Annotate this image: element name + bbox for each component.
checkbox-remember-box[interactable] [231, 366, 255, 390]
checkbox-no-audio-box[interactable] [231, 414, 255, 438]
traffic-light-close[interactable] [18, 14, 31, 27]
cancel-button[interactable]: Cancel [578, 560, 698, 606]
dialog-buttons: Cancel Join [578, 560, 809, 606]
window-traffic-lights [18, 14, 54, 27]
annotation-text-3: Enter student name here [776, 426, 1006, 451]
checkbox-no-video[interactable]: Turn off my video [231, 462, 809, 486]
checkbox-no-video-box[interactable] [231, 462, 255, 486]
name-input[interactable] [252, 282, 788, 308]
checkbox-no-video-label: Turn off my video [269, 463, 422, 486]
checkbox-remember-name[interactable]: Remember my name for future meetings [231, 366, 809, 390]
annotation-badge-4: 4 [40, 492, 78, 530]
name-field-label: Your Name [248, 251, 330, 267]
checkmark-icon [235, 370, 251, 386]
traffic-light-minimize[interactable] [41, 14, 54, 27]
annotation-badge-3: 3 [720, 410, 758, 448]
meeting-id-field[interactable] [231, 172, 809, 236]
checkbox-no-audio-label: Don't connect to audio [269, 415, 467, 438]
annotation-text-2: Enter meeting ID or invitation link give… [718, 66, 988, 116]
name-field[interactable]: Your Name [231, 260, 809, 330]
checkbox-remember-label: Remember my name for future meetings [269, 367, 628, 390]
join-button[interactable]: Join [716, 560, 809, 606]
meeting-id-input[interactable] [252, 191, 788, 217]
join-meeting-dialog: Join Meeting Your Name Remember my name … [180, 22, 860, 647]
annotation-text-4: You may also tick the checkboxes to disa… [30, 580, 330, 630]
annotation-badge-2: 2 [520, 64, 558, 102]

- **Requirements**: Please transcribe the items above word for word, starting with the very first line and ending with the line that contains "checkbox-no-video-box[interactable] [231, 462, 255, 486]", including both ends.

- **Solution below**:
Annotate this image: element name + bbox for each component.
checkbox-remember-box[interactable] [231, 366, 255, 390]
checkbox-no-audio-box[interactable] [231, 414, 255, 438]
traffic-light-close[interactable] [18, 14, 31, 27]
cancel-button[interactable]: Cancel [578, 560, 698, 606]
dialog-buttons: Cancel Join [578, 560, 809, 606]
window-traffic-lights [18, 14, 54, 27]
annotation-text-3: Enter student name here [776, 426, 1006, 451]
checkbox-no-video[interactable]: Turn off my video [231, 462, 809, 486]
checkbox-no-video-box[interactable] [231, 462, 255, 486]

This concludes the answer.